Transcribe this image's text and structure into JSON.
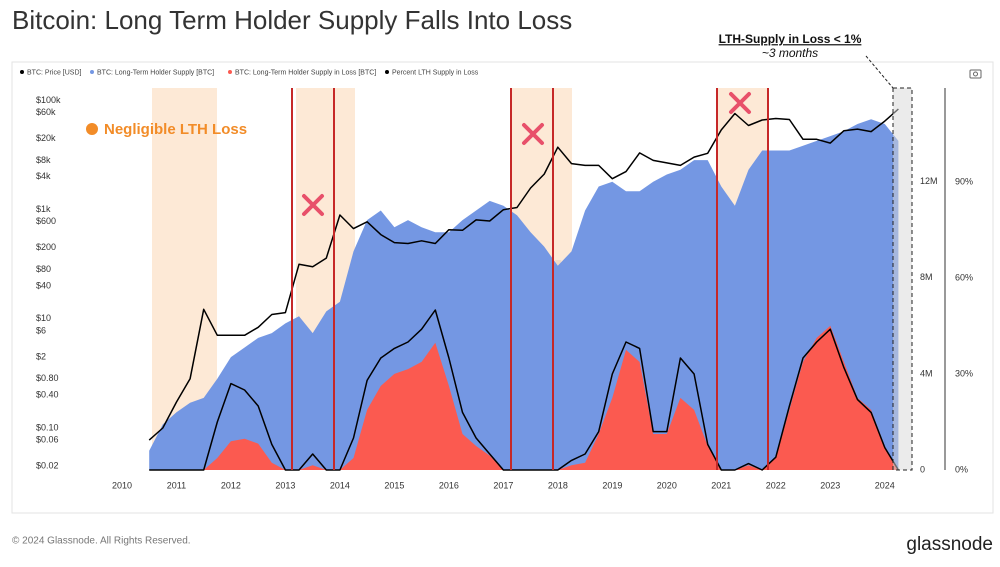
{
  "chart_data": {
    "type": "line",
    "title": "Bitcoin: Long Term Holder Supply Falls Into Loss",
    "annotations": [
      "Negligible LTH Loss",
      "LTH-Supply in Loss < 1%",
      "~3 months"
    ],
    "watermark": "glassnode",
    "footer": "© 2024 Glassnode. All Rights Reserved.",
    "brand": "glassnode",
    "log_scale": true,
    "grid": false,
    "legend": "top",
    "xlim": [
      2009.45,
      2024.5
    ],
    "xticks": [
      2010,
      2011,
      2012,
      2013,
      2014,
      2015,
      2016,
      2017,
      2018,
      2019,
      2020,
      2021,
      2022,
      2023,
      2024
    ],
    "ylim": [
      0.017,
      170000
    ],
    "yticks": [
      {
        "value": 100000,
        "label": "$100k"
      },
      {
        "value": 60000,
        "label": "$60k"
      },
      {
        "value": 20000,
        "label": "$20k"
      },
      {
        "value": 8000,
        "label": "$8k"
      },
      {
        "value": 4000,
        "label": "$4k"
      },
      {
        "value": 1000,
        "label": "$1k"
      },
      {
        "value": 600,
        "label": "$600"
      },
      {
        "value": 200,
        "label": "$200"
      },
      {
        "value": 80,
        "label": "$80"
      },
      {
        "value": 40,
        "label": "$40"
      },
      {
        "value": 10,
        "label": "$10"
      },
      {
        "value": 6,
        "label": "$6"
      },
      {
        "value": 2,
        "label": "$2"
      },
      {
        "value": 0.8,
        "label": "$0.80"
      },
      {
        "value": 0.4,
        "label": "$0.40"
      },
      {
        "value": 0.1,
        "label": "$0.10"
      },
      {
        "value": 0.06,
        "label": "$0.06"
      },
      {
        "value": 0.02,
        "label": "$0.02"
      }
    ],
    "y2lim": [
      0,
      15900000
    ],
    "y2ticks": [
      0,
      {
        "value": 4000000,
        "label": "4M"
      },
      {
        "value": 8000000,
        "label": "8M"
      },
      {
        "value": 12000000,
        "label": "12M"
      }
    ],
    "y3lim": [
      0,
      119.4
    ],
    "y3ticks": [
      {
        "value": 0,
        "label": "0%"
      },
      {
        "value": 30,
        "label": "30%"
      },
      {
        "value": 60,
        "label": "60%"
      },
      {
        "value": 90,
        "label": "90%"
      }
    ],
    "x": [
      2010.5,
      2010.75,
      2011,
      2011.25,
      2011.5,
      2011.75,
      2012,
      2012.25,
      2012.5,
      2012.75,
      2013,
      2013.25,
      2013.5,
      2013.75,
      2014,
      2014.25,
      2014.5,
      2014.75,
      2015,
      2015.25,
      2015.5,
      2015.75,
      2016,
      2016.25,
      2016.5,
      2016.75,
      2017,
      2017.25,
      2017.5,
      2017.75,
      2018,
      2018.25,
      2018.5,
      2018.75,
      2019,
      2019.25,
      2019.5,
      2019.75,
      2020,
      2020.25,
      2020.5,
      2020.75,
      2021,
      2021.25,
      2021.5,
      2021.75,
      2022,
      2022.25,
      2022.5,
      2022.75,
      2023,
      2023.25,
      2023.5,
      2023.75,
      2024,
      2024.25
    ],
    "series": [
      {
        "name": "BTC: Long-Term Holder Supply [BTC]",
        "color": "#7497e3",
        "axis": "y2",
        "kind": "area",
        "values": [
          800000,
          1900000,
          2400000,
          2800000,
          3000000,
          3800000,
          4700000,
          5100000,
          5500000,
          5700000,
          6100000,
          6400000,
          5700000,
          6600000,
          7000000,
          9100000,
          10400000,
          10800000,
          10100000,
          10400000,
          10100000,
          9900000,
          9900000,
          10400000,
          10800000,
          11200000,
          11000000,
          10600000,
          9900000,
          9300000,
          8500000,
          9100000,
          10800000,
          11800000,
          12000000,
          11600000,
          11600000,
          12000000,
          12300000,
          12500000,
          12900000,
          12900000,
          11800000,
          11000000,
          12500000,
          13300000,
          13300000,
          13300000,
          13500000,
          13700000,
          13900000,
          14100000,
          14400000,
          14600000,
          14400000,
          13700000
        ]
      },
      {
        "name": "BTC: Long-Term Holder Supply in Loss [BTC]",
        "color": "#fb5a50",
        "axis": "y2",
        "kind": "area",
        "values": [
          0,
          0,
          0,
          0,
          0,
          500000,
          1200000,
          1300000,
          1100000,
          300000,
          0,
          0,
          200000,
          0,
          0,
          500000,
          2500000,
          3500000,
          4000000,
          4200000,
          4500000,
          5300000,
          3500000,
          1500000,
          1000000,
          600000,
          0,
          0,
          0,
          0,
          0,
          200000,
          300000,
          1500000,
          3000000,
          5000000,
          4500000,
          1500000,
          1500000,
          3000000,
          2500000,
          1000000,
          0,
          0,
          200000,
          0,
          500000,
          2500000,
          4500000,
          5500000,
          6000000,
          4500000,
          3000000,
          2500000,
          1000000,
          0
        ]
      },
      {
        "name": "BTC: Price [USD]",
        "color": "#000000",
        "axis": "y",
        "kind": "line",
        "values": [
          0.06,
          0.1,
          0.3,
          0.8,
          15,
          5,
          5,
          5,
          7,
          12,
          13,
          100,
          90,
          130,
          800,
          450,
          600,
          350,
          250,
          240,
          270,
          240,
          430,
          420,
          650,
          620,
          1000,
          1100,
          2500,
          4500,
          14000,
          7000,
          6500,
          6500,
          3700,
          5000,
          11000,
          8000,
          7200,
          6500,
          9200,
          10800,
          29000,
          58000,
          35000,
          44000,
          47000,
          45000,
          19500,
          19500,
          16600,
          28000,
          30000,
          27000,
          42000,
          70000
        ]
      },
      {
        "name": "Percent LTH Supply in Loss",
        "color": "#000000",
        "axis": "y3",
        "kind": "line",
        "values": [
          0,
          0,
          0,
          0,
          0,
          15,
          27,
          25,
          20,
          8,
          0,
          0,
          5,
          0,
          0,
          10,
          28,
          35,
          38,
          40,
          44,
          50,
          35,
          18,
          10,
          5,
          0,
          0,
          0,
          0,
          0,
          3,
          5,
          12,
          30,
          40,
          38,
          12,
          12,
          35,
          30,
          8,
          0,
          0,
          2,
          0,
          4,
          20,
          35,
          40,
          44,
          32,
          22,
          18,
          7,
          0
        ]
      }
    ]
  }
}
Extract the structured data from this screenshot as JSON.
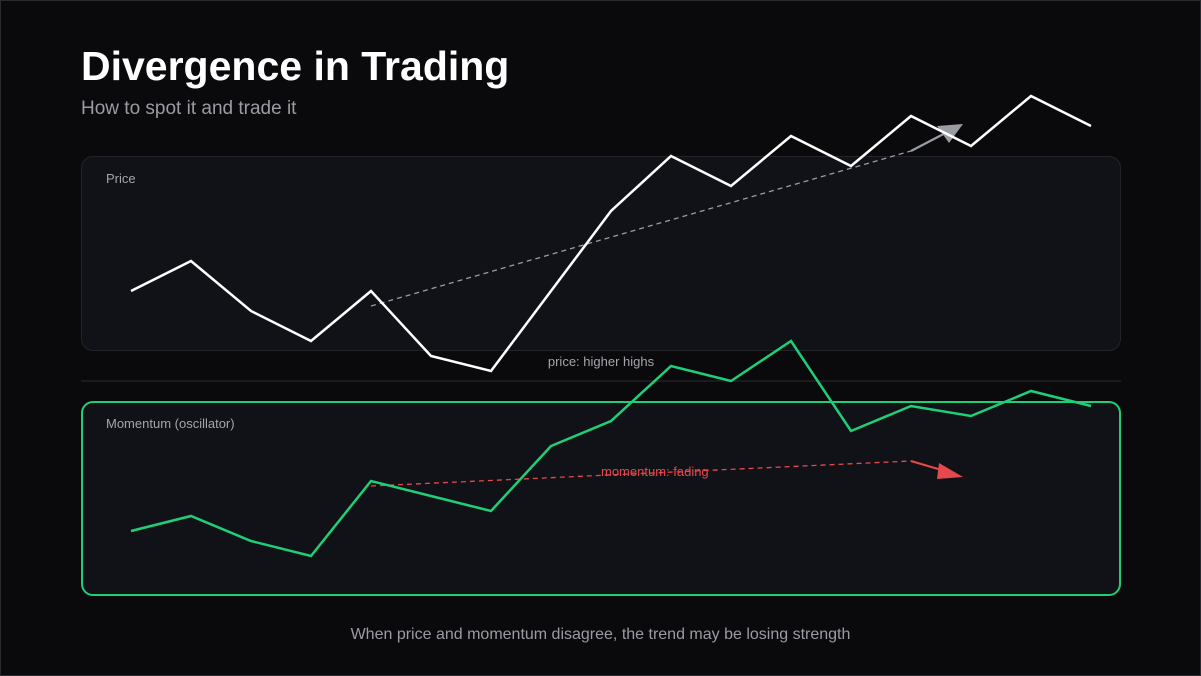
——————
Leave out the pictures and give the rest of the records again exactly.

Transcribe this image's text and structure into JSON.
{
  "chart_data": {
    "type": "line",
    "title": "Bitcoin: Long Term Holder Supply Falls Into Loss",
    "annotations": [
      "Negligible LTH Loss",
      "LTH-Supply in Loss < 1%",
      "~3 months"
    ],
    "watermark": "glassnode",
    "footer": "© 2024 Glassnode. All Rights Reserved.",
    "brand": "glassnode",
    "log_scale": true,
    "grid": false,
    "legend": "top",
    "xlim": [
      2009.45,
      2024.5
    ],
    "xticks": [
      2010,
      2011,
      2012,
      2013,
      2014,
      2015,
      2016,
      2017,
      2018,
      2019,
      2020,
      2021,
      2022,
      2023,
      2024
    ],
    "ylim": [
      0.017,
      170000
    ],
    "yticks": [
      {
        "value": 100000,
        "label": "$100k"
      },
      {
        "value": 60000,
        "label": "$60k"
      },
      {
        "value": 20000,
        "label": "$20k"
      },
      {
        "value": 8000,
        "label": "$8k"
      },
      {
        "value": 4000,
        "label": "$4k"
      },
      {
        "value": 1000,
        "label": "$1k"
      },
      {
        "value": 600,
        "label": "$600"
      },
      {
        "value": 200,
        "label": "$200"
      },
      {
        "value": 80,
        "label": "$80"
      },
      {
        "value": 40,
        "label": "$40"
      },
      {
        "value": 10,
        "label": "$10"
      },
      {
        "value": 6,
        "label": "$6"
      },
      {
        "value": 2,
        "label": "$2"
      },
      {
        "value": 0.8,
        "label": "$0.80"
      },
      {
        "value": 0.4,
        "label": "$0.40"
      },
      {
        "value": 0.1,
        "label": "$0.10"
      },
      {
        "value": 0.06,
        "label": "$0.06"
      },
      {
        "value": 0.02,
        "label": "$0.02"
      }
    ],
    "y2lim": [
      0,
      15900000
    ],
    "y2ticks": [
      0,
      {
        "value": 4000000,
        "label": "4M"
      },
      {
        "value": 8000000,
        "label": "8M"
      },
      {
        "value": 12000000,
        "label": "12M"
      }
    ],
    "y3lim": [
      0,
      119.4
    ],
    "y3ticks": [
      {
        "value": 0,
        "label": "0%"
      },
      {
        "value": 30,
        "label": "30%"
      },
      {
        "value": 60,
        "label": "60%"
      },
      {
        "value": 90,
        "label": "90%"
      }
    ],
    "x": [
      2010.5,
      2010.75,
      2011,
      2011.25,
      2011.5,
      2011.75,
      2012,
      2012.25,
      2012.5,
      2012.75,
      2013,
      2013.25,
      2013.5,
      2013.75,
      2014,
      2014.25,
      2014.5,
      2014.75,
      2015,
      2015.25,
      2015.5,
      2015.75,
      2016,
      2016.25,
      2016.5,
      2016.75,
      2017,
      2017.25,
      2017.5,
      2017.75,
      2018,
      2018.25,
      2018.5,
      2018.75,
      2019,
      2019.25,
      2019.5,
      2019.75,
      2020,
      2020.25,
      2020.5,
      2020.75,
      2021,
      2021.25,
      2021.5,
      2021.75,
      2022,
      2022.25,
      2022.5,
      2022.75,
      2023,
      2023.25,
      2023.5,
      2023.75,
      2024,
      2024.25
    ],
    "series": [
      {
        "name": "BTC: Long-Term Holder Supply [BTC]",
        "color": "#7497e3",
        "axis": "y2",
        "kind": "area",
        "values": [
          800000,
          1900000,
          2400000,
          2800000,
          3000000,
          3800000,
          4700000,
          5100000,
          5500000,
          5700000,
          6100000,
          6400000,
          5700000,
          6600000,
          7000000,
          9100000,
          10400000,
          10800000,
          10100000,
          10400000,
          10100000,
          9900000,
          9900000,
          10400000,
          10800000,
          11200000,
          11000000,
          10600000,
          9900000,
          9300000,
          8500000,
          9100000,
          10800000,
          11800000,
          12000000,
          11600000,
          11600000,
          12000000,
          12300000,
          12500000,
          12900000,
          12900000,
          11800000,
          11000000,
          12500000,
          13300000,
          13300000,
          13300000,
          13500000,
          13700000,
          13900000,
          14100000,
          14400000,
          14600000,
          14400000,
          13700000
        ]
      },
      {
        "name": "BTC: Long-Term Holder Supply in Loss [BTC]",
        "color": "#fb5a50",
        "axis": "y2",
        "kind": "area",
        "values": [
          0,
          0,
          0,
          0,
          0,
          500000,
          1200000,
          1300000,
          1100000,
          300000,
          0,
          0,
          200000,
          0,
          0,
          500000,
          2500000,
          3500000,
          4000000,
          4200000,
          4500000,
          5300000,
          3500000,
          1500000,
          1000000,
          600000,
          0,
          0,
          0,
          0,
          0,
          200000,
          300000,
          1500000,
          3000000,
          5000000,
          4500000,
          1500000,
          1500000,
          3000000,
          2500000,
          1000000,
          0,
          0,
          200000,
          0,
          500000,
          2500000,
          4500000,
          5500000,
          6000000,
          4500000,
          3000000,
          2500000,
          1000000,
          0
        ]
      },
      {
        "name": "BTC: Price [USD]",
        "color": "#000000",
        "axis": "y",
        "kind": "line",
        "values": [
          0.06,
          0.1,
          0.3,
          0.8,
          15,
          5,
          5,
          5,
          7,
          12,
          13,
          100,
          90,
          130,
          800,
          450,
          600,
          350,
          250,
          240,
          270,
          240,
          430,
          420,
          650,
          620,
          1000,
          1100,
          2500,
          4500,
          14000,
          7000,
          6500,
          6500,
          3700,
          5000,
          11000,
          8000,
          7200,
          6500,
          9200,
          10800,
          29000,
          58000,
          35000,
          44000,
          47000,
          45000,
          19500,
          19500,
          16600,
          28000,
          30000,
          27000,
          42000,
          70000
        ]
      },
      {
        "name": "Percent LTH Supply in Loss",
        "color": "#000000",
        "axis": "y3",
        "kind": "line",
        "values": [
          0,
          0,
          0,
          0,
          0,
          15,
          27,
          25,
          20,
          8,
          0,
          0,
          5,
          0,
          0,
          10,
          28,
          35,
          38,
          40,
          44,
          50,
          35,
          18,
          10,
          5,
          0,
          0,
          0,
          0,
          0,
          3,
          5,
          12,
          30,
          40,
          38,
          12,
          12,
          35,
          30,
          8,
          0,
          0,
          2,
          0,
          4,
          20,
          35,
          40,
          44,
          32,
          22,
          18,
          7,
          0
        ]
      }
    ]
  }
}
Extract the structured data from this screenshot as JSON.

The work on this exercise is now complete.